__EXERCISE INSTRUCTIONS__: Extract the listing below in full, unchanged.

[start of ITEMS]

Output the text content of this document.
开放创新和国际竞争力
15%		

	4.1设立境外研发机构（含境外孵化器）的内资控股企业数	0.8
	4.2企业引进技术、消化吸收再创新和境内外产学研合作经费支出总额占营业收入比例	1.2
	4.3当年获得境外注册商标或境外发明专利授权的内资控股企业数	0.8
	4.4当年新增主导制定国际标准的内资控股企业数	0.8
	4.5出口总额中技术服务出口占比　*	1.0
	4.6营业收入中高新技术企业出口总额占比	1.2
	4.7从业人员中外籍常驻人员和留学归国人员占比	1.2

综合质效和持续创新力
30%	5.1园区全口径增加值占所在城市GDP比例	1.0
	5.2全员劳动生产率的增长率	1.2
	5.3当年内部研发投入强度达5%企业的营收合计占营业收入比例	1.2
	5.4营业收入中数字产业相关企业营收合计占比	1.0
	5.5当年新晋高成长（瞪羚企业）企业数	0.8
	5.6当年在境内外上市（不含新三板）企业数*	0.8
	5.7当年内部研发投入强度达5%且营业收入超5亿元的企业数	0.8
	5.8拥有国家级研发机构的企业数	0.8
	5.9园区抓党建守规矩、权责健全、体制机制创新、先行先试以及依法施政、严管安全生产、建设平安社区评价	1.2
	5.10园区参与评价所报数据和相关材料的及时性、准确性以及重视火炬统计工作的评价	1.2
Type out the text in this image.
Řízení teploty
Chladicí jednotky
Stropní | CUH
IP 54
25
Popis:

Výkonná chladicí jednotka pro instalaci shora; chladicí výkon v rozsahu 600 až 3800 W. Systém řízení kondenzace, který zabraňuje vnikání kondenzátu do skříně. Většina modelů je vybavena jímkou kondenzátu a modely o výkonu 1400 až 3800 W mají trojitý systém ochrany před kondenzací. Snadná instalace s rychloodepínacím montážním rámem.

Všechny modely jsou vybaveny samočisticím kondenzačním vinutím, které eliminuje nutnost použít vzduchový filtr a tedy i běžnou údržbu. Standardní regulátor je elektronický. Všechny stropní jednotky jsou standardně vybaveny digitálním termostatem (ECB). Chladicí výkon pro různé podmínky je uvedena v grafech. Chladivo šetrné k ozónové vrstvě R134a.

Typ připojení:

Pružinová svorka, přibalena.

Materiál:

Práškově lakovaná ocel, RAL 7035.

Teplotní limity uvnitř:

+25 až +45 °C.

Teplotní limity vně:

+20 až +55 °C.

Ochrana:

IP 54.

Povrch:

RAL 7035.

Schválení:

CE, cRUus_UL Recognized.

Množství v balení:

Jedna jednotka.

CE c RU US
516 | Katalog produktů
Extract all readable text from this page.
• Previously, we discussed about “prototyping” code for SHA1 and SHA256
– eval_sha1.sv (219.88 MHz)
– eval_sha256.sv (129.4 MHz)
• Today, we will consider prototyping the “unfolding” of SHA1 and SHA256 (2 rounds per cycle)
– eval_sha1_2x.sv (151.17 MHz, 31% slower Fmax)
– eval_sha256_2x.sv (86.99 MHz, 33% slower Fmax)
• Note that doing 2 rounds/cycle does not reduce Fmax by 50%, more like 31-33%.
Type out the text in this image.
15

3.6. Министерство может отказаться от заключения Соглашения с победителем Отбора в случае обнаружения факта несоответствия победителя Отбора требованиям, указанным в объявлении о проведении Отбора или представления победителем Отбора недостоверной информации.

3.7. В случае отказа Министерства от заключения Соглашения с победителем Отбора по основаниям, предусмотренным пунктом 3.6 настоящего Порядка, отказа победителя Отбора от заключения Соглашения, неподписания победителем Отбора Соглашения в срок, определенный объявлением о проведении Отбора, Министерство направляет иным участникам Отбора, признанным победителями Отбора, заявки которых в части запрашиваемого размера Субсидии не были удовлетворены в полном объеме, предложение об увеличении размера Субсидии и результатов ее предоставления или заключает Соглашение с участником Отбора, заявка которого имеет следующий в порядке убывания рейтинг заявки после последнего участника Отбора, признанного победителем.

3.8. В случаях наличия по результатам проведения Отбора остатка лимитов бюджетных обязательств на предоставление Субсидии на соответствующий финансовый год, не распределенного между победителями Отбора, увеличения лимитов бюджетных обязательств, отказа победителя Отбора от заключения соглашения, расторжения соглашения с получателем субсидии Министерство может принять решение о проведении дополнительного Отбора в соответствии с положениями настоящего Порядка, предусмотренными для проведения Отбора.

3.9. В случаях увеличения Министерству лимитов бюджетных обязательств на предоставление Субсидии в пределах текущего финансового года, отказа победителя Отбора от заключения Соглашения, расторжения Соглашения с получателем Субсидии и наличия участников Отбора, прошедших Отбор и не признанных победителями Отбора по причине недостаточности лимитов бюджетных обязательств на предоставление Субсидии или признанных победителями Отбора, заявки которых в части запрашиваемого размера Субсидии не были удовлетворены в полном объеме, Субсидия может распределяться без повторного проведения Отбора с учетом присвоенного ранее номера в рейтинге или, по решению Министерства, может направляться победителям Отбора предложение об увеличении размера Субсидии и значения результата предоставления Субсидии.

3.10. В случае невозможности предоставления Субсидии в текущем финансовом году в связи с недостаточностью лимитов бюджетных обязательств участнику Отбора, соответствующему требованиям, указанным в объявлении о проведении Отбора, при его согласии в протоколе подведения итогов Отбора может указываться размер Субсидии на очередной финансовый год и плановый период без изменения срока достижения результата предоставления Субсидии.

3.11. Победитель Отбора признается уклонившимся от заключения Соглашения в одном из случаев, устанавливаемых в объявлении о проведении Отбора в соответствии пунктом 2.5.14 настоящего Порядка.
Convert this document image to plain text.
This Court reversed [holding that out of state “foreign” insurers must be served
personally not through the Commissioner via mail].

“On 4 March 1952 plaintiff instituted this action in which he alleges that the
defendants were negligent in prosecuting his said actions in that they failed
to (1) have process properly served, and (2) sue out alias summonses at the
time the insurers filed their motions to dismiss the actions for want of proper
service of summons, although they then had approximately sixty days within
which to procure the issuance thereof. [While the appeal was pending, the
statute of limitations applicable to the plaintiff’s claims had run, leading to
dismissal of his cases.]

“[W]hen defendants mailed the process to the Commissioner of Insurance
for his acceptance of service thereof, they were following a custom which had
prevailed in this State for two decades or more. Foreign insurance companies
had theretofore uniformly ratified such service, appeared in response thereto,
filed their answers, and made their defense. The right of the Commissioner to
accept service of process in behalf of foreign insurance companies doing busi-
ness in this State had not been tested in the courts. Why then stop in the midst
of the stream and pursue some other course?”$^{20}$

[end of ITEMS]

__FULL SOLUTION__:
Output the text content of this document.
开放创新和国际竞争力
15%		

	4.1设立境外研发机构（含境外孵化器）的内资控股企业数	0.8
	4.2企业引进技术、消化吸收再创新和境内外产学研合作经费支出总额占营业收入比例	1.2
	4.3当年获得境外注册商标或境外发明专利授权的内资控股企业数	0.8
	4.4当年新增主导制定国际标准的内资控股企业数	0.8
	4.5出口总额中技术服务出口占比　*	1.0
	4.6营业收入中高新技术企业出口总额占比	1.2
	4.7从业人员中外籍常驻人员和留学归国人员占比	1.2

综合质效和持续创新力
30%	5.1园区全口径增加值占所在城市GDP比例	1.0
	5.2全员劳动生产率的增长率	1.2
	5.3当年内部研发投入强度达5%企业的营收合计占营业收入比例	1.2
	5.4营业收入中数字产业相关企业营收合计占比	1.0
	5.5当年新晋高成长（瞪羚企业）企业数	0.8
	5.6当年在境内外上市（不含新三板）企业数*	0.8
	5.7当年内部研发投入强度达5%且营业收入超5亿元的企业数	0.8
	5.8拥有国家级研发机构的企业数	0.8
	5.9园区抓党建守规矩、权责健全、体制机制创新、先行先试以及依法施政、严管安全生产、建设平安社区评价	1.2
	5.10园区参与评价所报数据和相关材料的及时性、准确性以及重视火炬统计工作的评价	1.2
Type out the text in this image.
Řízení teploty
Chladicí jednotky
Stropní | CUH
IP 54
25
Popis:

Výkonná chladicí jednotka pro instalaci shora; chladicí výkon v rozsahu 600 až 3800 W. Systém řízení kondenzace, který zabraňuje vnikání kondenzátu do skříně. Většina modelů je vybavena jímkou kondenzátu a modely o výkonu 1400 až 3800 W mají trojitý systém ochrany před kondenzací. Snadná instalace s rychloodepínacím montážním rámem.

Všechny modely jsou vybaveny samočisticím kondenzačním vinutím, které eliminuje nutnost použít vzduchový filtr a tedy i běžnou údržbu. Standardní regulátor je elektronický. Všechny stropní jednotky jsou standardně vybaveny digitálním termostatem (ECB). Chladicí výkon pro různé podmínky je uvedena v grafech. Chladivo šetrné k ozónové vrstvě R134a.

Typ připojení:

Pružinová svorka, přibalena.

Materiál:

Práškově lakovaná ocel, RAL 7035.

Teplotní limity uvnitř:

+25 až +45 °C.

Teplotní limity vně:

+20 až +55 °C.

Ochrana:

IP 54.

Povrch:

RAL 7035.

Schválení:

CE, cRUus_UL Recognized.

Množství v balení:

Jedna jednotka.

CE c RU US
516 | Katalog produktů
Extract all readable text from this page.
• Previously, we discussed about “prototyping” code for SHA1 and SHA256
– eval_sha1.sv (219.88 MHz)
– eval_sha256.sv (129.4 MHz)
• Today, we will consider prototyping the “unfolding” of SHA1 and SHA256 (2 rounds per cycle)
– eval_sha1_2x.sv (151.17 MHz, 31% slower Fmax)
– eval_sha256_2x.sv (86.99 MHz, 33% slower Fmax)
• Note that doing 2 rounds/cycle does not reduce Fmax by 50%, more like 31-33%.
Type out the text in this image.
15

3.6. Министерство может отказаться от заключения Соглашения с победителем Отбора в случае обнаружения факта несоответствия победителя Отбора требованиям, указанным в объявлении о проведении Отбора или представления победителем Отбора недостоверной информации.

3.7. В случае отказа Министерства от заключения Соглашения с победителем Отбора по основаниям, предусмотренным пунктом 3.6 настоящего Порядка, отказа победителя Отбора от заключения Соглашения, неподписания победителем Отбора Соглашения в срок, определенный объявлением о проведении Отбора, Министерство направляет иным участникам Отбора, признанным победителями Отбора, заявки которых в части запрашиваемого размера Субсидии не были удовлетворены в полном объеме, предложение об увеличении размера Субсидии и результатов ее предоставления или заключает Соглашение с участником Отбора, заявка которого имеет следующий в порядке убывания рейтинг заявки после последнего участника Отбора, признанного победителем.

3.8. В случаях наличия по результатам проведения Отбора остатка лимитов бюджетных обязательств на предоставление Субсидии на соответствующий финансовый год, не распределенного между победителями Отбора, увеличения лимитов бюджетных обязательств, отказа победителя Отбора от заключения соглашения, расторжения соглашения с получателем субсидии Министерство может принять решение о проведении дополнительного Отбора в соответствии с положениями настоящего Порядка, предусмотренными для проведения Отбора.

3.9. В случаях увеличения Министерству лимитов бюджетных обязательств на предоставление Субсидии в пределах текущего финансового года, отказа победителя Отбора от заключения Соглашения, расторжения Соглашения с получателем Субсидии и наличия участников Отбора, прошедших Отбор и не признанных победителями Отбора по причине недостаточности лимитов бюджетных обязательств на предоставление Субсидии или признанных победителями Отбора, заявки которых в части запрашиваемого размера Субсидии не были удовлетворены в полном объеме, Субсидия может распределяться без повторного проведения Отбора с учетом присвоенного ранее номера в рейтинге или, по решению Министерства, может направляться победителям Отбора предложение об увеличении размера Субсидии и значения результата предоставления Субсидии.

3.10. В случае невозможности предоставления Субсидии в текущем финансовом году в связи с недостаточностью лимитов бюджетных обязательств участнику Отбора, соответствующему требованиям, указанным в объявлении о проведении Отбора, при его согласии в протоколе подведения итогов Отбора может указываться размер Субсидии на очередной финансовый год и плановый период без изменения срока достижения результата предоставления Субсидии.

3.11. Победитель Отбора признается уклонившимся от заключения Соглашения в одном из случаев, устанавливаемых в объявлении о проведении Отбора в соответствии пунктом 2.5.14 настоящего Порядка.
Convert this document image to plain text.
This Court reversed [holding that out of state “foreign” insurers must be served
personally not through the Commissioner via mail].

“On 4 March 1952 plaintiff instituted this action in which he alleges that the
defendants were negligent in prosecuting his said actions in that they failed
to (1) have process properly served, and (2) sue out alias summonses at the
time the insurers filed their motions to dismiss the actions for want of proper
service of summons, although they then had approximately sixty days within
which to procure the issuance thereof. [While the appeal was pending, the
statute of limitations applicable to the plaintiff’s claims had run, leading to
dismissal of his cases.]

“[W]hen defendants mailed the process to the Commissioner of Insurance
for his acceptance of service thereof, they were following a custom which had
prevailed in this State for two decades or more. Foreign insurance companies
had theretofore uniformly ratified such service, appeared in response thereto,
filed their answers, and made their defense. The right of the Commissioner to
accept service of process in behalf of foreign insurance companies doing busi-
ness in this State had not been tested in the courts. Why then stop in the midst
of the stream and pursue some other course?”$^{20}$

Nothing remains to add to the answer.